**WRITTEN PROBLEM**: Convert the entries, from their first line through the line containing "- highlighted-term: Signal", into a JSON list of strings with one string per line and no blank lines.

**MATERIALS PROVIDED**:

····················

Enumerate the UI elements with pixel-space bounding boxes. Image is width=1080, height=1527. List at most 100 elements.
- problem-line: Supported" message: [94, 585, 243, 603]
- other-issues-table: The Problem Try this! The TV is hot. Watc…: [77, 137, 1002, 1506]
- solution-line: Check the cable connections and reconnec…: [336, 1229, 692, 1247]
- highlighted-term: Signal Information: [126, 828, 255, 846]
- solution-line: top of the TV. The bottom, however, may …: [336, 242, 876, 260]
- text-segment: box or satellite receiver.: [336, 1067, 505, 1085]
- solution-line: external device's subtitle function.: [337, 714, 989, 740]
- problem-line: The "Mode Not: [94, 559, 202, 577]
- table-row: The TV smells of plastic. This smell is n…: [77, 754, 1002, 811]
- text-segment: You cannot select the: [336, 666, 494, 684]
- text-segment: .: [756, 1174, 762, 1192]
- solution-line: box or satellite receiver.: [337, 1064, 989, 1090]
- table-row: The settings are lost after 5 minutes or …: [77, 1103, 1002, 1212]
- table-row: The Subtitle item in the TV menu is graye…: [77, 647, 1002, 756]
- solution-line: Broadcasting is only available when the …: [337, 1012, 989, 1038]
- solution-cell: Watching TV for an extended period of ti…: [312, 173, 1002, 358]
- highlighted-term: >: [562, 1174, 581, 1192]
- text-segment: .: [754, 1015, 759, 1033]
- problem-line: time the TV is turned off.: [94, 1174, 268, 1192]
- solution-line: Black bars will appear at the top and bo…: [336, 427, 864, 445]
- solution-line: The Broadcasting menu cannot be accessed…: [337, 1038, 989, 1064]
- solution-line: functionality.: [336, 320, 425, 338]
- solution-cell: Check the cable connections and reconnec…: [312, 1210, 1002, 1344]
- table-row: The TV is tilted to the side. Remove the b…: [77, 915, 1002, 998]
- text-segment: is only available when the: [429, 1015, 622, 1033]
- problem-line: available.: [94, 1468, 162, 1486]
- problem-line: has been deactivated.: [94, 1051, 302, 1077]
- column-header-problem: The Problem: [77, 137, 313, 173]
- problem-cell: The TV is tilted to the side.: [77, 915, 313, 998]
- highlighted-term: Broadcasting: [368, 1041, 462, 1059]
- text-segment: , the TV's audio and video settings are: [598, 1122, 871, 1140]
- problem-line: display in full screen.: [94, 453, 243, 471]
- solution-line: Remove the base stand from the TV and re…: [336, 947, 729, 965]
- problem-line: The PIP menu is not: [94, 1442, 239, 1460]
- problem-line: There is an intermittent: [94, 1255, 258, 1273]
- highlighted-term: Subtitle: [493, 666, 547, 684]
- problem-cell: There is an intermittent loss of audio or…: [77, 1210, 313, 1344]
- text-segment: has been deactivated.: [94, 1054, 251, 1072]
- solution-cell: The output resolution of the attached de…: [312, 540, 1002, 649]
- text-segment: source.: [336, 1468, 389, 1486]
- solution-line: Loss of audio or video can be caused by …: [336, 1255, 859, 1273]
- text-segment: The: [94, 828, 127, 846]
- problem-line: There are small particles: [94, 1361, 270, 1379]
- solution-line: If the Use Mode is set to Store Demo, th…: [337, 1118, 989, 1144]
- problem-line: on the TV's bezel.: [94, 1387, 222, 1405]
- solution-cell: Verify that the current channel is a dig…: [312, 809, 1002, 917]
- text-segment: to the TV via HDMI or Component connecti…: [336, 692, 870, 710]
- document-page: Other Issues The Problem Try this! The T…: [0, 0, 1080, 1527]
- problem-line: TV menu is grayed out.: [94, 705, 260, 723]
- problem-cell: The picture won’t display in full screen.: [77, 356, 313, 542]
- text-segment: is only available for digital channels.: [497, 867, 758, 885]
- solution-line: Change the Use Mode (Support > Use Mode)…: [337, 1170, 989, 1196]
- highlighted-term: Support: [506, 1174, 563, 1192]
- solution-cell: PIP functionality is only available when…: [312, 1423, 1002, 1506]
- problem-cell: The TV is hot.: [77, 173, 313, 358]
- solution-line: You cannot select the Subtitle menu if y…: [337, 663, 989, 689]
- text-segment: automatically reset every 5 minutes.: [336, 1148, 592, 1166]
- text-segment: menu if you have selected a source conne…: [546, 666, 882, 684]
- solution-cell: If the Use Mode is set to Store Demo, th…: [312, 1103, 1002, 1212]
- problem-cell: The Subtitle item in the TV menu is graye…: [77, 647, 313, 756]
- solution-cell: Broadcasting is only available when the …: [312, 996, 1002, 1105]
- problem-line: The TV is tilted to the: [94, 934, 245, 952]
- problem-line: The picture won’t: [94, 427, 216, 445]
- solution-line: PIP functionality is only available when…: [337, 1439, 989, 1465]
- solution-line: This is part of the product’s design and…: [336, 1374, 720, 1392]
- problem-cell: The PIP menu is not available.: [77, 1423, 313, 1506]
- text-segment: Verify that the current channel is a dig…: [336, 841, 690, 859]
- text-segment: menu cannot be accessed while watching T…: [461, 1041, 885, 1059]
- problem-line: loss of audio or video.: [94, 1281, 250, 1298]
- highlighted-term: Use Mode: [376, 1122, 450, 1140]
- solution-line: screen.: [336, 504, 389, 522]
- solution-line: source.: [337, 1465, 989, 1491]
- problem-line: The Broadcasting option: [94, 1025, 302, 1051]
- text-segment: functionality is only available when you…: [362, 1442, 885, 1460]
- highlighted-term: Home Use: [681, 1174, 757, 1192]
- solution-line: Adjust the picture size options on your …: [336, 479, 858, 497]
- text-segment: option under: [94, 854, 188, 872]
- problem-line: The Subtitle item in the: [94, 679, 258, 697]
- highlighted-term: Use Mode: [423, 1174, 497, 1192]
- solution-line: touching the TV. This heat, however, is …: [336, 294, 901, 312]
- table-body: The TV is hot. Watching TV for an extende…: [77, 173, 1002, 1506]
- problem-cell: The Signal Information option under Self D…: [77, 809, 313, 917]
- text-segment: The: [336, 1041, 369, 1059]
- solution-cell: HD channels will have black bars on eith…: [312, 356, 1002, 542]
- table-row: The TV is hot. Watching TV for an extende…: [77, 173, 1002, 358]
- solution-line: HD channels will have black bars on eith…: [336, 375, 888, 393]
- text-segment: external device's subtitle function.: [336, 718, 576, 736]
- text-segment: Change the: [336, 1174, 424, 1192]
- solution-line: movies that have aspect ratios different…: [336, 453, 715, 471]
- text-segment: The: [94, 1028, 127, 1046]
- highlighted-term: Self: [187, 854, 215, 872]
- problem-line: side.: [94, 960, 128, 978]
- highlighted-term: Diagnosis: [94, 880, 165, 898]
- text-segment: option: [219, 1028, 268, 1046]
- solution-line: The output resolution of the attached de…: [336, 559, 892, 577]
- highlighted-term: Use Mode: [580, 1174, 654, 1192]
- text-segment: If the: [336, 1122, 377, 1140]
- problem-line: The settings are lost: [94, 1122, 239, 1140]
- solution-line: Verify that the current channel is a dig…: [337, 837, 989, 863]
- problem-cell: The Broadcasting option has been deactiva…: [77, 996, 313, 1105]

····················

**WORKED ANSWER**:
[
  "Enumerate the UI elements with pixel-space bounding boxes. Image is width=1080, height=1527. List at most 100 elements.",
  "- problem-line: Supported\" message: [94, 585, 243, 603]",
  "- other-issues-table: The Problem Try this! The TV is hot. Watc…: [77, 137, 1002, 1506]",
  "- solution-line: Check the cable connections and reconnec…: [336, 1229, 692, 1247]",
  "- highlighted-term: Signal Information: [126, 828, 255, 846]"
]